Stored records:
..............................

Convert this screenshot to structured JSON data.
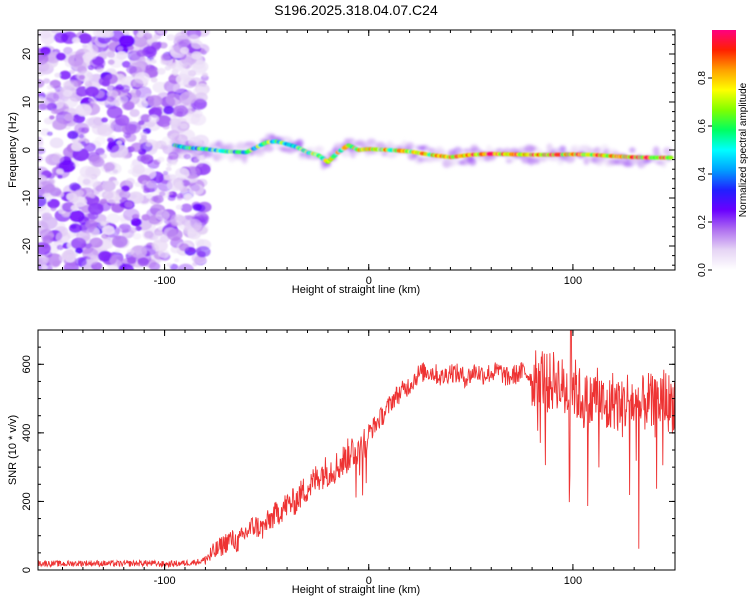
{
  "title": "S196.2025.318.04.07.C24",
  "chart_data": [
    {
      "type": "heatmap",
      "name": "spectrogram",
      "xlabel": "Height of straight line (km)",
      "ylabel": "Frequency (Hz)",
      "xlim": [
        -162,
        150
      ],
      "ylim": [
        -25,
        25
      ],
      "xticks": [
        "-100",
        "0",
        "100"
      ],
      "yticks": [
        "20",
        "10",
        "0",
        "-10",
        "-20"
      ],
      "xtick_values": [
        -100,
        0,
        100
      ],
      "ytick_values": [
        20,
        10,
        0,
        -10,
        -20
      ],
      "noise_region_x": [
        -162,
        -80
      ],
      "signal_ridge": {
        "x": [
          -95,
          -90,
          -80,
          -70,
          -60,
          -50,
          -45,
          -40,
          -35,
          -30,
          -25,
          -20,
          -15,
          -10,
          -5,
          0,
          10,
          20,
          30,
          40,
          50,
          60,
          70,
          80,
          90,
          100,
          110,
          120,
          130,
          140,
          148
        ],
        "freq": [
          1.0,
          0.5,
          0.2,
          -0.3,
          -0.5,
          1.6,
          1.8,
          1.2,
          0.6,
          -0.5,
          -1.0,
          -2.5,
          -0.5,
          1.0,
          0.0,
          0.2,
          0.0,
          -0.3,
          -1.0,
          -1.5,
          -1.0,
          -0.8,
          -0.9,
          -1.0,
          -1.0,
          -0.9,
          -1.0,
          -1.3,
          -1.5,
          -1.6,
          -1.6
        ]
      },
      "colorbar": {
        "label": "Normalized spectral amplitude",
        "range": [
          0,
          1
        ],
        "ticks": [
          "0.0",
          "0.2",
          "0.4",
          "0.6",
          "0.8"
        ],
        "tick_values": [
          0,
          0.2,
          0.4,
          0.6,
          0.8
        ],
        "colors": [
          "#ffffff",
          "#e6d5f5",
          "#b070f0",
          "#6a00ff",
          "#2020ff",
          "#00a0ff",
          "#00ffff",
          "#00ff60",
          "#80ff00",
          "#ffff00",
          "#ffa000",
          "#ff2000",
          "#ff0080"
        ]
      }
    },
    {
      "type": "line",
      "name": "snr",
      "xlabel": "Height of straight line (km)",
      "ylabel": "SNR (10 * v/v)",
      "xlim": [
        -162,
        150
      ],
      "ylim": [
        0,
        700
      ],
      "xticks": [
        "-100",
        "0",
        "100"
      ],
      "yticks": [
        "0",
        "200",
        "400",
        "600"
      ],
      "xtick_values": [
        -100,
        0,
        100
      ],
      "ytick_values": [
        0,
        200,
        400,
        600
      ],
      "color": "#ee3333",
      "series": [
        {
          "name": "SNR",
          "x": [
            -162,
            -150,
            -140,
            -130,
            -120,
            -110,
            -100,
            -90,
            -82,
            -78,
            -72,
            -68,
            -64,
            -60,
            -56,
            -52,
            -48,
            -44,
            -40,
            -36,
            -32,
            -28,
            -24,
            -20,
            -16,
            -12,
            -8,
            -4,
            0,
            4,
            8,
            12,
            16,
            20,
            24,
            28,
            32,
            36,
            40,
            44,
            48,
            52,
            56,
            60,
            64,
            68,
            72,
            76,
            80,
            84,
            88,
            92,
            96,
            100,
            104,
            108,
            112,
            116,
            120,
            124,
            128,
            132,
            136,
            140,
            144,
            148,
            150
          ],
          "values": [
            20,
            18,
            20,
            19,
            18,
            20,
            17,
            20,
            25,
            40,
            70,
            90,
            80,
            110,
            130,
            120,
            150,
            170,
            190,
            200,
            230,
            250,
            280,
            290,
            300,
            320,
            350,
            360,
            400,
            430,
            460,
            500,
            520,
            540,
            570,
            580,
            575,
            560,
            580,
            570,
            560,
            580,
            570,
            575,
            580,
            560,
            570,
            580,
            560,
            575,
            540,
            560,
            520,
            540,
            500,
            480,
            520,
            460,
            500,
            470,
            510,
            450,
            500,
            470,
            510,
            480,
            500
          ]
        }
      ],
      "peak": {
        "x": 99,
        "value": 700
      }
    }
  ]
}
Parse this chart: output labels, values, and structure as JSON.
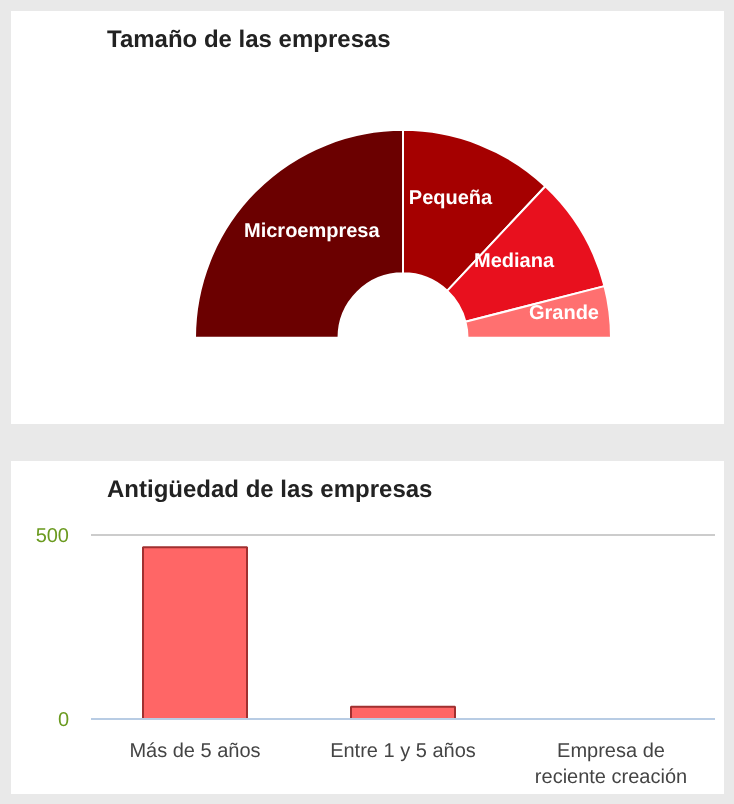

..............................

▸ **TASK OBJECTIVE**
Transcribe the full listing above exactly as it stands, minus the pictures.

▸ **EXERCISE OUTPUT**
Convert this screenshot to structured JSON data.
{
  "title": "S196.2025.318.04.07.C24",
  "chart_data": [
    {
      "type": "heatmap",
      "name": "spectrogram",
      "xlabel": "Height of straight line (km)",
      "ylabel": "Frequency (Hz)",
      "xlim": [
        -162,
        150
      ],
      "ylim": [
        -25,
        25
      ],
      "xticks": [
        "-100",
        "0",
        "100"
      ],
      "yticks": [
        "20",
        "10",
        "0",
        "-10",
        "-20"
      ],
      "xtick_values": [
        -100,
        0,
        100
      ],
      "ytick_values": [
        20,
        10,
        0,
        -10,
        -20
      ],
      "noise_region_x": [
        -162,
        -80
      ],
      "signal_ridge": {
        "x": [
          -95,
          -90,
          -80,
          -70,
          -60,
          -50,
          -45,
          -40,
          -35,
          -30,
          -25,
          -20,
          -15,
          -10,
          -5,
          0,
          10,
          20,
          30,
          40,
          50,
          60,
          70,
          80,
          90,
          100,
          110,
          120,
          130,
          140,
          148
        ],
        "freq": [
          1.0,
          0.5,
          0.2,
          -0.3,
          -0.5,
          1.6,
          1.8,
          1.2,
          0.6,
          -0.5,
          -1.0,
          -2.5,
          -0.5,
          1.0,
          0.0,
          0.2,
          0.0,
          -0.3,
          -1.0,
          -1.5,
          -1.0,
          -0.8,
          -0.9,
          -1.0,
          -1.0,
          -0.9,
          -1.0,
          -1.3,
          -1.5,
          -1.6,
          -1.6
        ]
      },
      "colorbar": {
        "label": "Normalized spectral amplitude",
        "range": [
          0,
          1
        ],
        "ticks": [
          "0.0",
          "0.2",
          "0.4",
          "0.6",
          "0.8"
        ],
        "tick_values": [
          0,
          0.2,
          0.4,
          0.6,
          0.8
        ],
        "colors": [
          "#ffffff",
          "#e6d5f5",
          "#b070f0",
          "#6a00ff",
          "#2020ff",
          "#00a0ff",
          "#00ffff",
          "#00ff60",
          "#80ff00",
          "#ffff00",
          "#ffa000",
          "#ff2000",
          "#ff0080"
        ]
      }
    },
    {
      "type": "line",
      "name": "snr",
      "xlabel": "Height of straight line (km)",
      "ylabel": "SNR (10 * v/v)",
      "xlim": [
        -162,
        150
      ],
      "ylim": [
        0,
        700
      ],
      "xticks": [
        "-100",
        "0",
        "100"
      ],
      "yticks": [
        "0",
        "200",
        "400",
        "600"
      ],
      "xtick_values": [
        -100,
        0,
        100
      ],
      "ytick_values": [
        0,
        200,
        400,
        600
      ],
      "color": "#ee3333",
      "series": [
        {
          "name": "SNR",
          "x": [
            -162,
            -150,
            -140,
            -130,
            -120,
            -110,
            -100,
            -90,
            -82,
            -78,
            -72,
            -68,
            -64,
            -60,
            -56,
            -52,
            -48,
            -44,
            -40,
            -36,
            -32,
            -28,
            -24,
            -20,
            -16,
            -12,
            -8,
            -4,
            0,
            4,
            8,
            12,
            16,
            20,
            24,
            28,
            32,
            36,
            40,
            44,
            48,
            52,
            56,
            60,
            64,
            68,
            72,
            76,
            80,
            84,
            88,
            92,
            96,
            100,
            104,
            108,
            112,
            116,
            120,
            124,
            128,
            132,
            136,
            140,
            144,
            148,
            150
          ],
          "values": [
            20,
            18,
            20,
            19,
            18,
            20,
            17,
            20,
            25,
            40,
            70,
            90,
            80,
            110,
            130,
            120,
            150,
            170,
            190,
            200,
            230,
            250,
            280,
            290,
            300,
            320,
            350,
            360,
            400,
            430,
            460,
            500,
            520,
            540,
            570,
            580,
            575,
            560,
            580,
            570,
            560,
            580,
            570,
            575,
            580,
            560,
            570,
            580,
            560,
            575,
            540,
            560,
            520,
            540,
            500,
            480,
            520,
            460,
            500,
            470,
            510,
            450,
            500,
            470,
            510,
            480,
            500
          ]
        }
      ],
      "peak": {
        "x": 99,
        "value": 700
      }
    }
  ]
}
Parse this chart: output labels, values, and structure as JSON.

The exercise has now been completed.